→ TASK TO CARRY OUT: Where a line contains the string "pobyty", copy that line.

Dataset items:
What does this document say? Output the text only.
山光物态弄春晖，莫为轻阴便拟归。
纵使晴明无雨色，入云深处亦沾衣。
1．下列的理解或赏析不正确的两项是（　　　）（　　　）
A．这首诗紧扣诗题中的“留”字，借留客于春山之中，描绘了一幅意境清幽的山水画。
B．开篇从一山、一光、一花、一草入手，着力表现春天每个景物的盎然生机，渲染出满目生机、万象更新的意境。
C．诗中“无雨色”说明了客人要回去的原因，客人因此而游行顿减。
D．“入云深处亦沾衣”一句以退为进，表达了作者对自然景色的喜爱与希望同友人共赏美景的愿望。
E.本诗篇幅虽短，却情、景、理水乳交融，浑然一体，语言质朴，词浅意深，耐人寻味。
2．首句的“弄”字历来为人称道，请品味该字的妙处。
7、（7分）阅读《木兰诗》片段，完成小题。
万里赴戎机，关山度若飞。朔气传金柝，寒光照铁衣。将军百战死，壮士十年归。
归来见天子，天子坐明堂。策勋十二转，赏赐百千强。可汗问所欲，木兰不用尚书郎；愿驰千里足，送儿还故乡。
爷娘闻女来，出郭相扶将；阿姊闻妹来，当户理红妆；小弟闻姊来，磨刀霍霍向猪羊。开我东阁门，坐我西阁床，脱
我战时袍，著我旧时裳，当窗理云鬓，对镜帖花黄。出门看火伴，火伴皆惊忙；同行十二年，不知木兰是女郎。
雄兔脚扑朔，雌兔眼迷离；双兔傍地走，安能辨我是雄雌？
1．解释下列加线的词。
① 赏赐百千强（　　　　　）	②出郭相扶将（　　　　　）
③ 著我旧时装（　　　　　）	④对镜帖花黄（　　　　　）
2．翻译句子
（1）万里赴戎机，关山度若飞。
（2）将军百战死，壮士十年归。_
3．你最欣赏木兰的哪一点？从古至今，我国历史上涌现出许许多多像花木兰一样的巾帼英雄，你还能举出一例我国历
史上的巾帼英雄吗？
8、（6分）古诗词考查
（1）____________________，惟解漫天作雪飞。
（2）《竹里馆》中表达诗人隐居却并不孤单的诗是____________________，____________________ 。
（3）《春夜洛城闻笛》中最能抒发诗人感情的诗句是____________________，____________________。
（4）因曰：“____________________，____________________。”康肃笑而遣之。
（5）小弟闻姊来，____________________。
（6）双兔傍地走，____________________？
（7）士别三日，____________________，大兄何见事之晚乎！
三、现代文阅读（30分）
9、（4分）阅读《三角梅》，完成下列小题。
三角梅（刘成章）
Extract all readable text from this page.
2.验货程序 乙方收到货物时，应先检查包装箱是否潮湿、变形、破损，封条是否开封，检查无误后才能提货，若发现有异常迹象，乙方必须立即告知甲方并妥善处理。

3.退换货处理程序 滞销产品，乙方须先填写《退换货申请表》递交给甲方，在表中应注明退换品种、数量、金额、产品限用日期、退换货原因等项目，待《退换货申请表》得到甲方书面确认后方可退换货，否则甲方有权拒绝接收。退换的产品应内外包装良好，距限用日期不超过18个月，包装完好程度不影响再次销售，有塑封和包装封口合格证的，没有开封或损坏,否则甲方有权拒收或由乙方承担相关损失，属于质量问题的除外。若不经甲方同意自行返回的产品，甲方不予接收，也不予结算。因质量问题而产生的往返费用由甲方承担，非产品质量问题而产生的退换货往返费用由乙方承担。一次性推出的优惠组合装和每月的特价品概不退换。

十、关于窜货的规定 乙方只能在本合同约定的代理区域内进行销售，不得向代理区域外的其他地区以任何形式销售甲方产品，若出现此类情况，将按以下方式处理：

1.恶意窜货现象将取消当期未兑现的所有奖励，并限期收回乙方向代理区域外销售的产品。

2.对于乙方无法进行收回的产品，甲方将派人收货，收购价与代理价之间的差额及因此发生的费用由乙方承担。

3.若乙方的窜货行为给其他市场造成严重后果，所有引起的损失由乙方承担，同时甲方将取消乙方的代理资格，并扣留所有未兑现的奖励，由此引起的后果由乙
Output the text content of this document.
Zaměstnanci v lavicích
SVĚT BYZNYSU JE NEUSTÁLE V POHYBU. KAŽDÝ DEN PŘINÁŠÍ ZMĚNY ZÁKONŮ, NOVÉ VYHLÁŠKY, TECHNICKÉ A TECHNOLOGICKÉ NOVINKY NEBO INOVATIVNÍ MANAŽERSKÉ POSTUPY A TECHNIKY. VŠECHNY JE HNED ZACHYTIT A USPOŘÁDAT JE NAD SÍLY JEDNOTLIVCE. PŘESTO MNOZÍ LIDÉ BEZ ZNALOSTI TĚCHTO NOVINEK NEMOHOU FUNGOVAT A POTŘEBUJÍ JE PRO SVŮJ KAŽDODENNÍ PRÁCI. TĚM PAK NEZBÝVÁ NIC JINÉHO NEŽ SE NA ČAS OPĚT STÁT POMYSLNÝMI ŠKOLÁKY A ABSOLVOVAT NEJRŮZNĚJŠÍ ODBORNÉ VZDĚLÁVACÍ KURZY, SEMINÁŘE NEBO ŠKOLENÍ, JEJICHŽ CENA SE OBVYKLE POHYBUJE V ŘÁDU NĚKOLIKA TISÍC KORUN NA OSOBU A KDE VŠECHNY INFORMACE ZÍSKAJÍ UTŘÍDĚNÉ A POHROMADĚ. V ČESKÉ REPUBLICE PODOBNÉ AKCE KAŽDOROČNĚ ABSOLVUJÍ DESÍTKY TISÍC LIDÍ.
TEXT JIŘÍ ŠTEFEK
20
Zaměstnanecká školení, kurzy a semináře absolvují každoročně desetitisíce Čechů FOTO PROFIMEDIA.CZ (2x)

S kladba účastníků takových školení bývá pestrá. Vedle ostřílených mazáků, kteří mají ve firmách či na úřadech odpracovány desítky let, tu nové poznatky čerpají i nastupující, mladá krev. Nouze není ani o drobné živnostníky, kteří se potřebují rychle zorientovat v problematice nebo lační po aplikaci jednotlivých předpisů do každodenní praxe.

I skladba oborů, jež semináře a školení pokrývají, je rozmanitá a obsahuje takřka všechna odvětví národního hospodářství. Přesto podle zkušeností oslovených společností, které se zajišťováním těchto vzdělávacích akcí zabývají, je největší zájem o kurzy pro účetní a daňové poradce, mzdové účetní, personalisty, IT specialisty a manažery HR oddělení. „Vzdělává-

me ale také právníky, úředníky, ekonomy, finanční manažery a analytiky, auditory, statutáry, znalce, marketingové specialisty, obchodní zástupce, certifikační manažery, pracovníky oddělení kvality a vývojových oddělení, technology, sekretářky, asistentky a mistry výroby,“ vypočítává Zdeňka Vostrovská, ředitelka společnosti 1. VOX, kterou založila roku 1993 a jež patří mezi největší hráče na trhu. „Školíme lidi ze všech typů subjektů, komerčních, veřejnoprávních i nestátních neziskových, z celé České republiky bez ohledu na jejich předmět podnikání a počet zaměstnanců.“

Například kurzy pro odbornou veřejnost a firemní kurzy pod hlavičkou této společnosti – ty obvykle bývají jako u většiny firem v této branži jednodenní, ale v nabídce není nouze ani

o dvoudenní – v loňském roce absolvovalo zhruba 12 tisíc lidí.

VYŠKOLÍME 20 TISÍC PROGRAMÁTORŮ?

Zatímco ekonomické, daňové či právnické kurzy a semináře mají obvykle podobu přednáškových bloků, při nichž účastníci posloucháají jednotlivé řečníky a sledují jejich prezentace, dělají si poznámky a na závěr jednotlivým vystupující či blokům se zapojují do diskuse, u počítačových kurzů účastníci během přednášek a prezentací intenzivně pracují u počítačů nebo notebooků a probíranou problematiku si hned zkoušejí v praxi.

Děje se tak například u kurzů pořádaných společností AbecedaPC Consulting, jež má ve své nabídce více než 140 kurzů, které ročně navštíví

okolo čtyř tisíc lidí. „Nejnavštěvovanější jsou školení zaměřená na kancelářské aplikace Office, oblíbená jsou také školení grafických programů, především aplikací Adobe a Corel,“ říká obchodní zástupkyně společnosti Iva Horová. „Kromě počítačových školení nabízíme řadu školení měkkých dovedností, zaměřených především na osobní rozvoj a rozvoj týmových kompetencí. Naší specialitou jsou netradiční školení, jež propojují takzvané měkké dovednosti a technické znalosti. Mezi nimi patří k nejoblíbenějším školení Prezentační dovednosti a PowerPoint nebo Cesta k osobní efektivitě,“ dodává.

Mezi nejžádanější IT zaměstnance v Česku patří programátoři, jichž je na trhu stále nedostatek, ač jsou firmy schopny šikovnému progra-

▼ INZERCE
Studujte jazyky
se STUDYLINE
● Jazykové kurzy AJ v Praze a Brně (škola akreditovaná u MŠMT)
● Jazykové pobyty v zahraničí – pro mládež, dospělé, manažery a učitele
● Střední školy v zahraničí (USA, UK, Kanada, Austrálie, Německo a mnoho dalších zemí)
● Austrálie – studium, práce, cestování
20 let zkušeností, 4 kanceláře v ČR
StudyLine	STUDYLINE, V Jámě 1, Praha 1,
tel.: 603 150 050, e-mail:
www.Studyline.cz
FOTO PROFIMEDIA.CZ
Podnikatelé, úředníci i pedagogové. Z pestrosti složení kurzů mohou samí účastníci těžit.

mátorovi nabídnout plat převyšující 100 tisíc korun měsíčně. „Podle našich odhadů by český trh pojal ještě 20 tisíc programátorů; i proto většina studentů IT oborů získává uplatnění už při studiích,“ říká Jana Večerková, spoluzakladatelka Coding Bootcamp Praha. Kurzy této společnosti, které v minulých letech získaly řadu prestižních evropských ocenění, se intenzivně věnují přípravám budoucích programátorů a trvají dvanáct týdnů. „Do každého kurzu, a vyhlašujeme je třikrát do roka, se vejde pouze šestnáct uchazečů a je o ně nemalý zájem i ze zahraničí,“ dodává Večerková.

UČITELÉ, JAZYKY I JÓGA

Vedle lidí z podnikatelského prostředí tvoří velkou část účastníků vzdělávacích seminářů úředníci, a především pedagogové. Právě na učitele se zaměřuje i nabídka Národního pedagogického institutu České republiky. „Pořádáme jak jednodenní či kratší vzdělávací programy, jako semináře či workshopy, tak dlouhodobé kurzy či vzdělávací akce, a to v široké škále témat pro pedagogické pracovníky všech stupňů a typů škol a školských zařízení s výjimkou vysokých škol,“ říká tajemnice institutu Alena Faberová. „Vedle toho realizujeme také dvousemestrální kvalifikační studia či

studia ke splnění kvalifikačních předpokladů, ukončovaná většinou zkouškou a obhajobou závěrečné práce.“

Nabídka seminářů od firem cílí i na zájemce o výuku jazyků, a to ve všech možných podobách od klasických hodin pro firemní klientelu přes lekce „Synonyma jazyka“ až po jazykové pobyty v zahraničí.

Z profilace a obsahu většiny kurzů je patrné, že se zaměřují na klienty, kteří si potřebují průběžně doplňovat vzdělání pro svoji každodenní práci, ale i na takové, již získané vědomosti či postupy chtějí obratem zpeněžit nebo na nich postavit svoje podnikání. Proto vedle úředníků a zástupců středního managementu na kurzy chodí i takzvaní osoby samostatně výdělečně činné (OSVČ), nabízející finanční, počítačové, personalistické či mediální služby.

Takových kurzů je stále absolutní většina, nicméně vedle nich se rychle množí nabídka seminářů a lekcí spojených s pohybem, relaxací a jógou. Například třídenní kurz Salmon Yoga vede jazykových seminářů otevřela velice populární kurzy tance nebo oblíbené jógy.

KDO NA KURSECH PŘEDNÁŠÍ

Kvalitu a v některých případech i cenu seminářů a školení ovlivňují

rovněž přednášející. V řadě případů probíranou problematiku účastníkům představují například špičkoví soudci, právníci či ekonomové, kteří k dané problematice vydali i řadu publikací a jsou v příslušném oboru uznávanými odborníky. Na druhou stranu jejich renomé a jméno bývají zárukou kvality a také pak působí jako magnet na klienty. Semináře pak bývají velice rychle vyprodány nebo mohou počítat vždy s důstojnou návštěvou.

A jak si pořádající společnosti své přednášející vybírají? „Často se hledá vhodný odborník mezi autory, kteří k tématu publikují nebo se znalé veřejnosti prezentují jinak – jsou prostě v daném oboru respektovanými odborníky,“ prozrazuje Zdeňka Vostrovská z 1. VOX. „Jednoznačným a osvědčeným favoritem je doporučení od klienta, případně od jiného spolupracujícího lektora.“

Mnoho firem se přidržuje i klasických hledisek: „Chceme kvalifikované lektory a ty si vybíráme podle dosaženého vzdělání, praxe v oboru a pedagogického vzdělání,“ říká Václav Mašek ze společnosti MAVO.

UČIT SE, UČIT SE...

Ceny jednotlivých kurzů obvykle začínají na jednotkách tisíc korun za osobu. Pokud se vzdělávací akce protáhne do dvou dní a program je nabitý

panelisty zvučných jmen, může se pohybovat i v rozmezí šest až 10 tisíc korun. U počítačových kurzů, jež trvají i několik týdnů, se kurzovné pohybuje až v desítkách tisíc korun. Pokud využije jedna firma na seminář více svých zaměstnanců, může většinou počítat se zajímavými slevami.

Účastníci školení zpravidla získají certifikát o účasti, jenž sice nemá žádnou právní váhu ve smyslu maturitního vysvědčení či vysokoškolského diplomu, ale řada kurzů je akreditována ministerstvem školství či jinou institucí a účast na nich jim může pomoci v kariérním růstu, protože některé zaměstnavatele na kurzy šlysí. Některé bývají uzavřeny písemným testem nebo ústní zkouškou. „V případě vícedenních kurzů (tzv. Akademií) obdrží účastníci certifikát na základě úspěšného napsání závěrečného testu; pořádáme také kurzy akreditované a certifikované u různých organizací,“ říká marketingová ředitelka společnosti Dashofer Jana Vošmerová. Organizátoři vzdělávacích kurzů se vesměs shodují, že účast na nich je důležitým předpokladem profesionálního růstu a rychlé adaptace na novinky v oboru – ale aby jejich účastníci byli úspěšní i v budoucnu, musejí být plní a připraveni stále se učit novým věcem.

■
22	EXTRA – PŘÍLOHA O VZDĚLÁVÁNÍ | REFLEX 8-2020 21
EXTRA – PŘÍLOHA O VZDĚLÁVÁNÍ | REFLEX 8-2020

→ THE REPLY:
● Jazykové pobyty v zahraničí – pro mládež, dospělé, manažery a učitele
Nabídka seminářů od firem cílí i na zájemce o výuku jazyků, a to ve všech možných podobách od klasických hodin pro firemní klientelu přes lekce „Synonyma jazyka“ až po jazykové pobyty v zahraničí.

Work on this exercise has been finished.